Exercise instructions:
Copy out each line that mentions the word "Nascimento".

Records supplied:

###

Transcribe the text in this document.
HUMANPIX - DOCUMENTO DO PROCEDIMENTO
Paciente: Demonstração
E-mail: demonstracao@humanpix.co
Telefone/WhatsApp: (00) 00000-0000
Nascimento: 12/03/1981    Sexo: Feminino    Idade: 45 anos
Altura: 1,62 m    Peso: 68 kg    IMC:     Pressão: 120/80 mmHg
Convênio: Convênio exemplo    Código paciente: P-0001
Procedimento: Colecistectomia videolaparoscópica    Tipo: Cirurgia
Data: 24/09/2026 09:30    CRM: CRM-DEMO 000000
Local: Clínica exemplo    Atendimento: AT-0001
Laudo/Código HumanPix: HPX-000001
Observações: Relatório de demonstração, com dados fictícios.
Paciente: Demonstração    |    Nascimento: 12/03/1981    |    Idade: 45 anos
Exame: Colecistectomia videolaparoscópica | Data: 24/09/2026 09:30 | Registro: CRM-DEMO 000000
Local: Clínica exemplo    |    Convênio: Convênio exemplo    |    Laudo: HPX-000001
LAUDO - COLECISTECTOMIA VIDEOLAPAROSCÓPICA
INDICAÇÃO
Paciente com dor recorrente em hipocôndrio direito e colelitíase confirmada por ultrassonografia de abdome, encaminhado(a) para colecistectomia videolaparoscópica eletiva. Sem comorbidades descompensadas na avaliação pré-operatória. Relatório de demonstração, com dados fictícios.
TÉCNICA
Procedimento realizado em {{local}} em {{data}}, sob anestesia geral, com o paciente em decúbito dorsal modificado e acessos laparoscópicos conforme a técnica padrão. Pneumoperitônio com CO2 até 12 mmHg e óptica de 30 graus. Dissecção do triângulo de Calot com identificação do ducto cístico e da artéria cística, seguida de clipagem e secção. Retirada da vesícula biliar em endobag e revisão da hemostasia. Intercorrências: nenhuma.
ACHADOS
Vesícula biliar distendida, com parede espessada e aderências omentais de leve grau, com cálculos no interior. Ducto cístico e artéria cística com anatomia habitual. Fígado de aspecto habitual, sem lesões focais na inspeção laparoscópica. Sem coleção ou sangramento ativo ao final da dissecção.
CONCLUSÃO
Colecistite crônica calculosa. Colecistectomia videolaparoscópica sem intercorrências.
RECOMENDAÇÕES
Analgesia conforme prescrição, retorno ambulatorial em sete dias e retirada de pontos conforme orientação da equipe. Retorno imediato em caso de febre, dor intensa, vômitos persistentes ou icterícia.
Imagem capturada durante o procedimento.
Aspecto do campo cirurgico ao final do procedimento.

###

Answer in full:
Nascimento: 12/03/1981    Sexo: Feminino    Idade: 45 anos
Paciente: Demonstração    |    Nascimento: 12/03/1981    |    Idade: 45 anos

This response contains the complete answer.